Stored data
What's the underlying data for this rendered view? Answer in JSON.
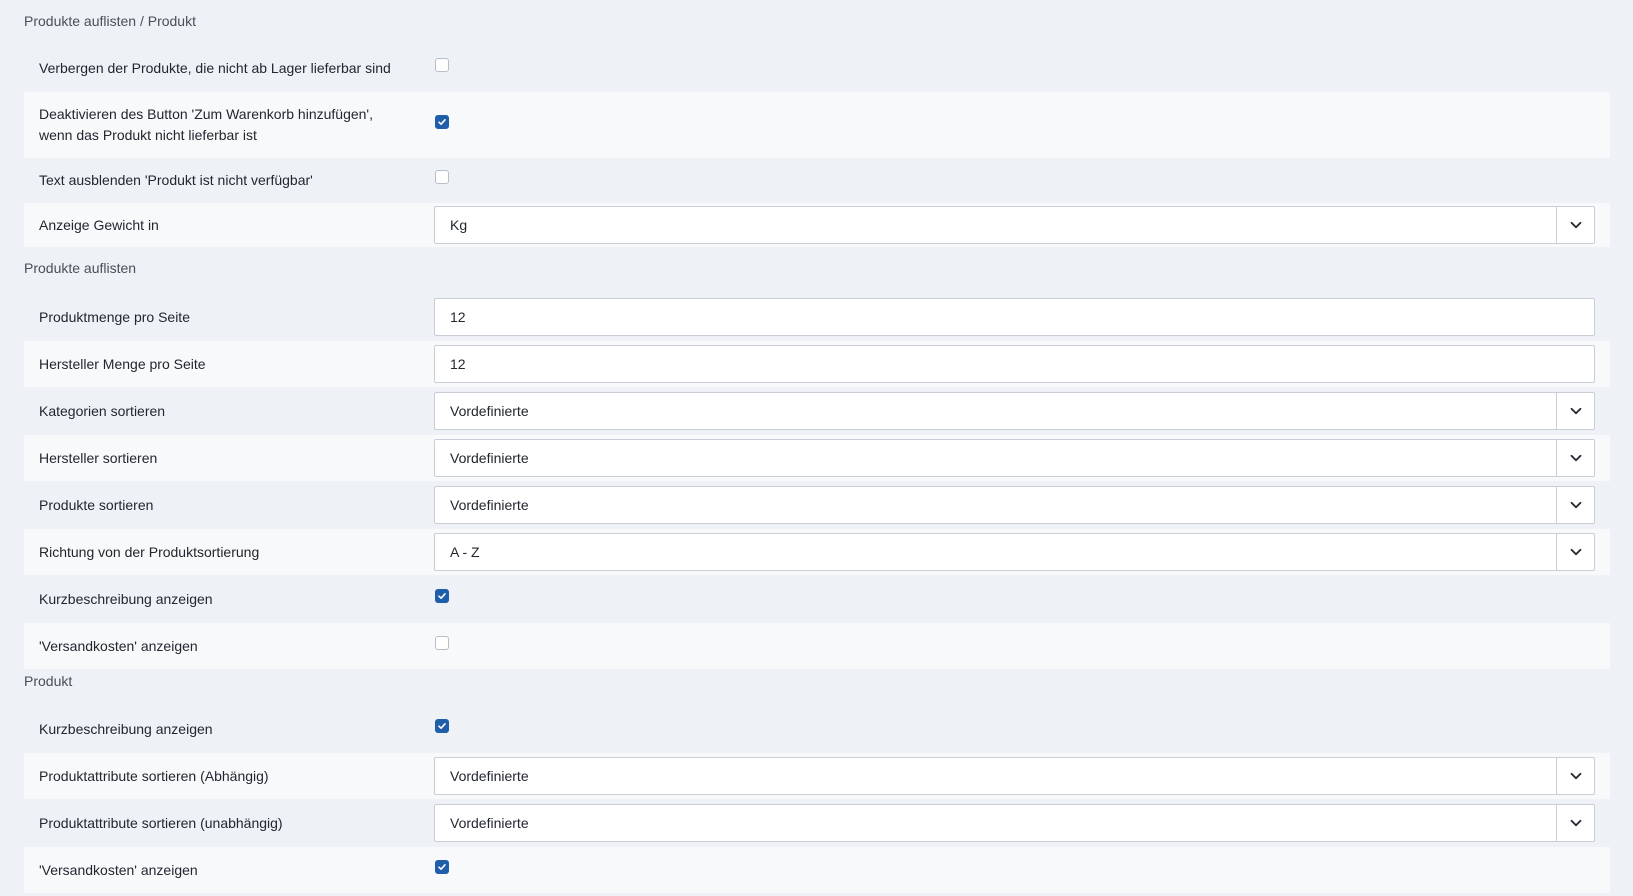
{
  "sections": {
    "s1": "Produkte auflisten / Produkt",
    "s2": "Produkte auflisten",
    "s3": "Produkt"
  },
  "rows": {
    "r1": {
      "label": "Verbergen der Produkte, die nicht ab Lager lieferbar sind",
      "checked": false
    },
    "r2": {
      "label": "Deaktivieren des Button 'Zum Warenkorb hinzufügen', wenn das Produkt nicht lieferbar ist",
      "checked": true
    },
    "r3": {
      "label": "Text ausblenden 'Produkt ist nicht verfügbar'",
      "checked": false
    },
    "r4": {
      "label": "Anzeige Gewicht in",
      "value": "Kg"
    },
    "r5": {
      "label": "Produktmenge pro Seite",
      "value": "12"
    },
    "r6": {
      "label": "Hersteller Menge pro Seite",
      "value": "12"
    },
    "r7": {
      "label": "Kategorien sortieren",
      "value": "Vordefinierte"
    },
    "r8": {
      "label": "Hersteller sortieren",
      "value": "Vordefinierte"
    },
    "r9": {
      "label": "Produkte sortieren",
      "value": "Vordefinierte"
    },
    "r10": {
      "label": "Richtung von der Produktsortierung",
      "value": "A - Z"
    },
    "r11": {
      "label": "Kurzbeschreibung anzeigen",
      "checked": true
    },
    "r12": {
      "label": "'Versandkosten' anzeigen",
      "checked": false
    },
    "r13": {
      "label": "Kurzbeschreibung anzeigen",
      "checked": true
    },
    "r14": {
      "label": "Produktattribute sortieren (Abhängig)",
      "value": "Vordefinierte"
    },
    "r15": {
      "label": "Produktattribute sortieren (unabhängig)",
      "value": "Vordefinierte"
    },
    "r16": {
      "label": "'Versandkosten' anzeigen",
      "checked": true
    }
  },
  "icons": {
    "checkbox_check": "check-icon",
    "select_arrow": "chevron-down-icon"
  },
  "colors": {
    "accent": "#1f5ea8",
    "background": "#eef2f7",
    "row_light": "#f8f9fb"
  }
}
--
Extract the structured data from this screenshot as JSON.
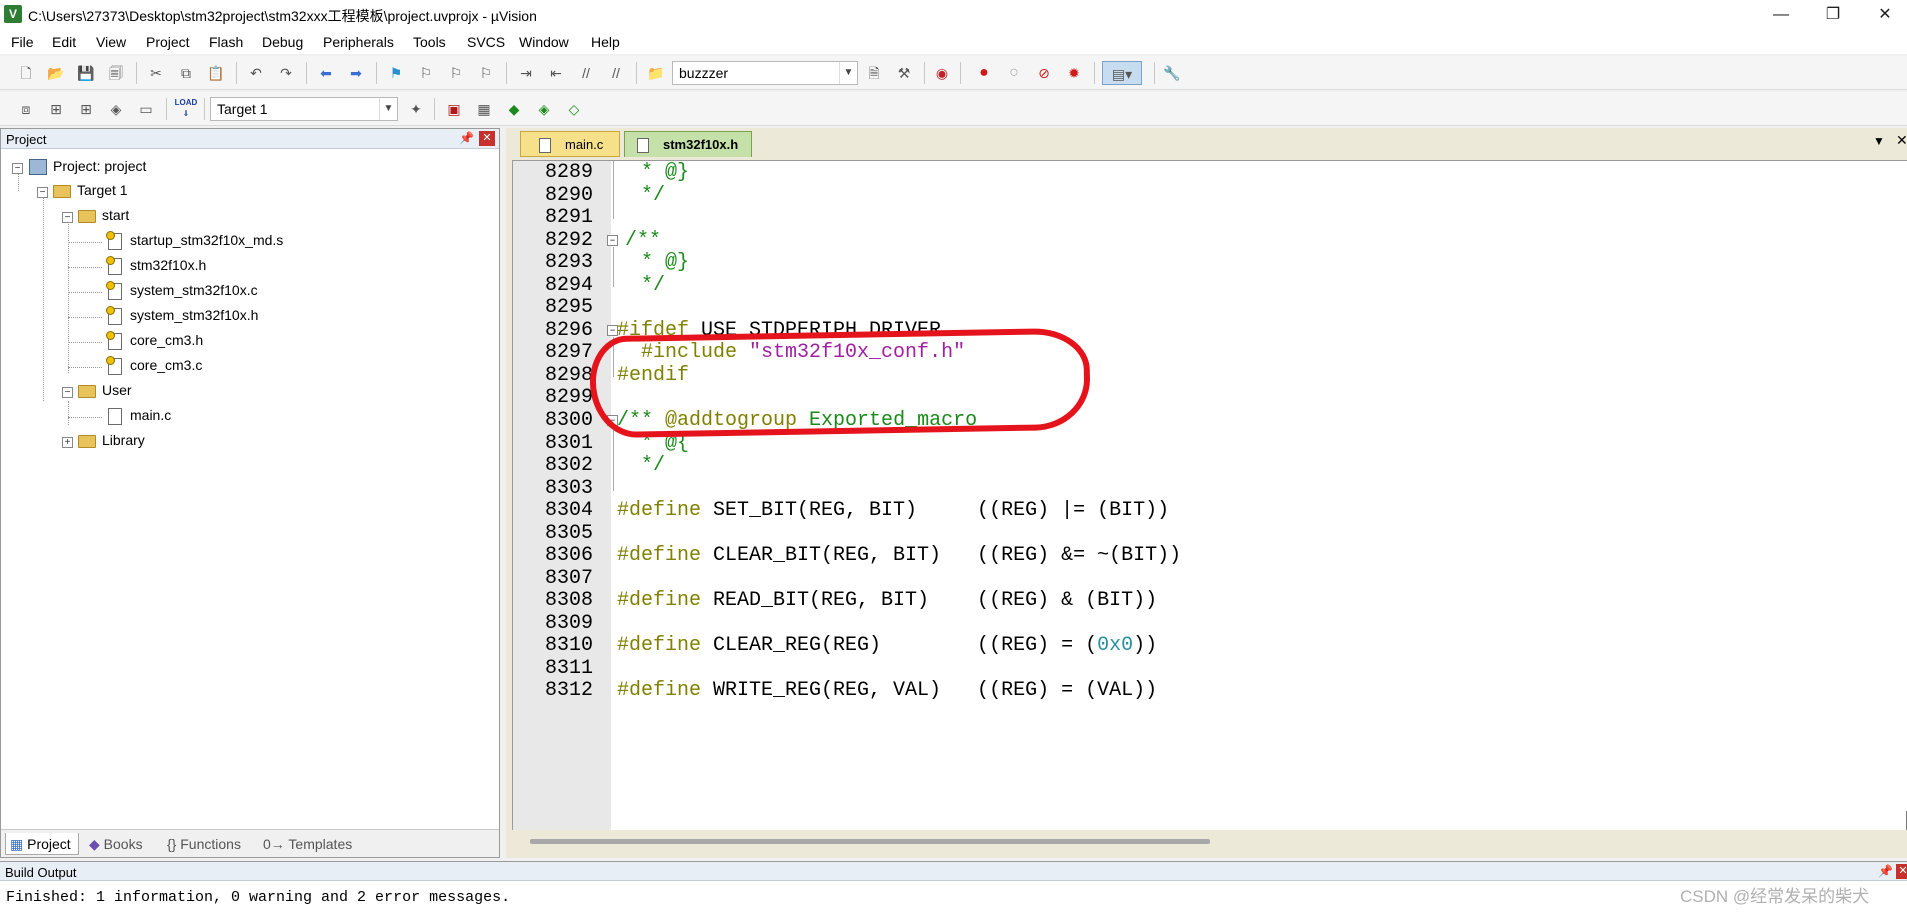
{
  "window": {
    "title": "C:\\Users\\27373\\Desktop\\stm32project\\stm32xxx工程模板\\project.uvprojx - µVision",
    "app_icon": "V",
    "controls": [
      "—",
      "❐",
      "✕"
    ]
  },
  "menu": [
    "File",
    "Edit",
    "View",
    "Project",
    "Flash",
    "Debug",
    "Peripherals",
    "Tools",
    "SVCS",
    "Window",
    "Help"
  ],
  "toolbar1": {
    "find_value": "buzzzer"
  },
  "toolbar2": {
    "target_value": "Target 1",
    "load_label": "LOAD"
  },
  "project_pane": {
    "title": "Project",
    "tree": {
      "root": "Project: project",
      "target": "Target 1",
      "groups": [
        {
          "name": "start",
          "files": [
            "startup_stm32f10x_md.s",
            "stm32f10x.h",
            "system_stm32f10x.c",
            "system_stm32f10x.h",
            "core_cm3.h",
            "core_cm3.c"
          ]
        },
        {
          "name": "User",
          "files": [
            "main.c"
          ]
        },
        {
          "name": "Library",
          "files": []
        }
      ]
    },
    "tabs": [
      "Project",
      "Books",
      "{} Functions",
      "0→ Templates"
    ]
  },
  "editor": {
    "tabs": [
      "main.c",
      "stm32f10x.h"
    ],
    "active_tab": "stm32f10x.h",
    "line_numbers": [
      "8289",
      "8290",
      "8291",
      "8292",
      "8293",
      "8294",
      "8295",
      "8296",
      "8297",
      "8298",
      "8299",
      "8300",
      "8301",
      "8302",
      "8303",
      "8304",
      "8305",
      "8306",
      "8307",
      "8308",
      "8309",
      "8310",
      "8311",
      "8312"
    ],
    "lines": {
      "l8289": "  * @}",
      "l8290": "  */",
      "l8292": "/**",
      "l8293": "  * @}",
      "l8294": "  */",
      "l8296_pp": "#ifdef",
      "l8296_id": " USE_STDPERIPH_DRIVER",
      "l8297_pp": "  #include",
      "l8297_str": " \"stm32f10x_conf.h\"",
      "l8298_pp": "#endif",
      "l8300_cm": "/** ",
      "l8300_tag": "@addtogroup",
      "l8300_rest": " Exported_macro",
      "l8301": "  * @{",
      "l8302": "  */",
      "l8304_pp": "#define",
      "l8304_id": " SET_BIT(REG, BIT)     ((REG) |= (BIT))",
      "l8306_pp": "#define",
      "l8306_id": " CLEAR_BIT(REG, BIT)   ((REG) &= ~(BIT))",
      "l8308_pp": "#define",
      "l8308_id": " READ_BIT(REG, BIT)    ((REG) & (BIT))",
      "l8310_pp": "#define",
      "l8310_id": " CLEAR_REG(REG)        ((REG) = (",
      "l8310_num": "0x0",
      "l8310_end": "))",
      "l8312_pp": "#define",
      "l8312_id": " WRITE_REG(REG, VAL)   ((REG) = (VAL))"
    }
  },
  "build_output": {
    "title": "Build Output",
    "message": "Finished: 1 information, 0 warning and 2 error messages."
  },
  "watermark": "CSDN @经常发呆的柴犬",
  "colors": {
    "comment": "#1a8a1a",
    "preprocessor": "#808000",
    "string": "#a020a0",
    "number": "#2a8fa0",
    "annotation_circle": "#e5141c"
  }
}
---
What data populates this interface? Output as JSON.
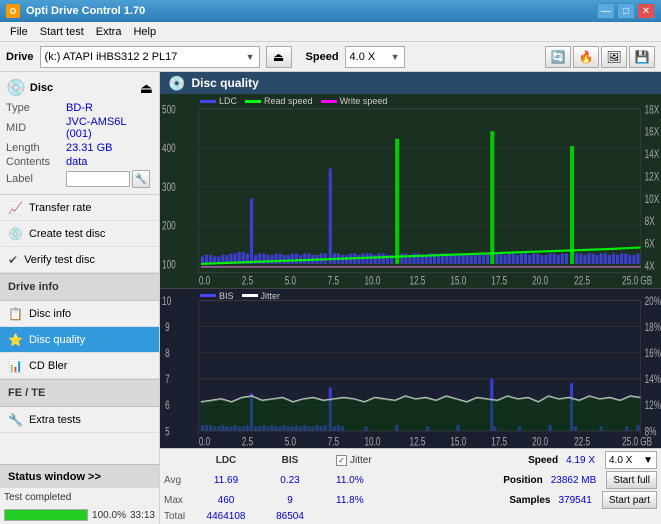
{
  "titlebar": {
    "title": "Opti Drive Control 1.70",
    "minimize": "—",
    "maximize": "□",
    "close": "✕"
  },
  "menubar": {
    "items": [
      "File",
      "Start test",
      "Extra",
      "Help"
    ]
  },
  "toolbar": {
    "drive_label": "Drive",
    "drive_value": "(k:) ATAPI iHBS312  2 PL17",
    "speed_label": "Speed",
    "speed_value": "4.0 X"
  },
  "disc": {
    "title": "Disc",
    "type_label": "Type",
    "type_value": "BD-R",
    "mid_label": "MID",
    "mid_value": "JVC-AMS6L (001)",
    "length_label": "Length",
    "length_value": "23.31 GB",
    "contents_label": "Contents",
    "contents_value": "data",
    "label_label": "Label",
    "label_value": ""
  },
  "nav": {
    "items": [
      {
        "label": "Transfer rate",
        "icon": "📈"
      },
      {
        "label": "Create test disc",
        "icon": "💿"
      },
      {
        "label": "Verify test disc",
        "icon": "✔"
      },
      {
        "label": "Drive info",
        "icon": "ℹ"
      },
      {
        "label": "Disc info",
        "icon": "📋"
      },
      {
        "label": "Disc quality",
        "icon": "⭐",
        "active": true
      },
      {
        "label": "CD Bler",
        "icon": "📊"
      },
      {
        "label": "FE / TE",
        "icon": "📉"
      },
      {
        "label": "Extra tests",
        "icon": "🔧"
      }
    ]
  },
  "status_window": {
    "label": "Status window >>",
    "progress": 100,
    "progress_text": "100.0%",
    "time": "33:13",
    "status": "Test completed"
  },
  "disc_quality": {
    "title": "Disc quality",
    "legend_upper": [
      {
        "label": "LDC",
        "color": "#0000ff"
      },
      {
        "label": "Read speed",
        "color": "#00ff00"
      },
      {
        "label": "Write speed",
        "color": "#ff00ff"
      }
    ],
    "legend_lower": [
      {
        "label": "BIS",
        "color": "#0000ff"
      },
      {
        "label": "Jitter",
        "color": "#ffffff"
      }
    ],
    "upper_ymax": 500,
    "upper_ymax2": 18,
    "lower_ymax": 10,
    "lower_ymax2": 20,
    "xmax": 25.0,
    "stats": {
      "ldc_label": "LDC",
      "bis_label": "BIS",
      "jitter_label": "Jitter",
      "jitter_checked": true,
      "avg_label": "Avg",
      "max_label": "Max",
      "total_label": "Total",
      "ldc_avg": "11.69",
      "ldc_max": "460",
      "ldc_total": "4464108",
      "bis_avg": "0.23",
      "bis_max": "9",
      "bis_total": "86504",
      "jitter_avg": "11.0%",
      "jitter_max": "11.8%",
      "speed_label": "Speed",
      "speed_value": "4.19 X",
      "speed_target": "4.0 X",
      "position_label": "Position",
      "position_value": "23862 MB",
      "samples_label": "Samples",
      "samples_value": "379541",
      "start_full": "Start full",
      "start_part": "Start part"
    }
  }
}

TASK GOAL
Find each line holding the string "sortieren" and copy it out.

FINAL RESULT
      "label": "Kategorien sortieren",
      "label": "Hersteller sortieren",
      "label": "Produkte sortieren",
      "label": "Produktattribute sortieren (Abhängig)",
      "label": "Produktattribute sortieren (unabhängig)",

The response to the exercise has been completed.